§ **What the exercise asks**: All of the records listed below should be retyped exactly.

**** Given data ****

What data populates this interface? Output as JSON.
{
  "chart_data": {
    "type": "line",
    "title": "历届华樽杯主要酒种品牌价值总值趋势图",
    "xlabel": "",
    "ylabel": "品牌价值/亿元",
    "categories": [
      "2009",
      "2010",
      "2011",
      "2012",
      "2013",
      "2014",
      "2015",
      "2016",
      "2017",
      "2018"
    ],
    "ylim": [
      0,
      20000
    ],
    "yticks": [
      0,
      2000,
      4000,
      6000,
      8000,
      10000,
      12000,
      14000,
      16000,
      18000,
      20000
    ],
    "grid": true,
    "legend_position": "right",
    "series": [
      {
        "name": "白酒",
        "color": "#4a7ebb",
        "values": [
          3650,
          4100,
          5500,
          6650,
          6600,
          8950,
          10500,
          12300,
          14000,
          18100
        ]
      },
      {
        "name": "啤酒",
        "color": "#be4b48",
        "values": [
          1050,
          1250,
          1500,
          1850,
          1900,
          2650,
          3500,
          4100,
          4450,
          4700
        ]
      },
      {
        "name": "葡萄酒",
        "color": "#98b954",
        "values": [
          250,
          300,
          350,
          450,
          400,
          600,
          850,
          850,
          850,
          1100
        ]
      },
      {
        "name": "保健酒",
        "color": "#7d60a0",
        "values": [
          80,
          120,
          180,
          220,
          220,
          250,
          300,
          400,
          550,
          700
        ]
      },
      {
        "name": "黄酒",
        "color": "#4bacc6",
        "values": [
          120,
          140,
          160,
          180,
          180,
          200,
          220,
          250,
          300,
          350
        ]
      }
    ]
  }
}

****

§ **Final result**:
What data populates this interface? Output as JSON.
{
  "chart_data": {
    "type": "line",
    "title": "历届华樽杯主要酒种品牌价值总值趋势图",
    "xlabel": "",
    "ylabel": "品牌价值/亿元",
    "categories": [
      "2009",
      "2010",
      "2011",
      "2012",
      "2013",
      "2014",
      "2015",
      "2016",
      "2017",
      "2018"
    ],
    "ylim": [
      0,
      20000
    ],
    "yticks": [
      0,
      2000,
      4000,
      6000,
      8000,
      10000,
      12000,
      14000,
      16000,
      18000,
      20000
    ],
    "grid": true,
    "legend_position": "right",
    "series": [
      {
        "name": "白酒",
        "color": "#4a7ebb",
        "values": [
          3650,
          4100,
          5500,
          6650,
          6600,
          8950,
          10500,
          12300,
          14000,
          18100
        ]
      },
      {
        "name": "啤酒",
        "color": "#be4b48",
        "values": [
          1050,
          1250,
          1500,
          1850,
          1900,
          2650,
          3500,
          4100,
          4450,
          4700
        ]
      },
      {
        "name": "葡萄酒",
        "color": "#98b954",
        "values": [
          250,
          300,
          350,
          450,
          400,
          600,
          850,
          850,
          850,
          1100
        ]
      },
      {
        "name": "保健酒",
        "color": "#7d60a0",
        "values": [
          80,
          120,
          180,
          220,
          220,
          250,
          300,
          400,
          550,
          700
        ]
      },
      {
        "name": "黄酒",
        "color": "#4bacc6",
        "values": [
          120,
          140,
          160,
          180,
          180,
          200,
          220,
          250,
          300,
          350
        ]
      }
    ]
  }
}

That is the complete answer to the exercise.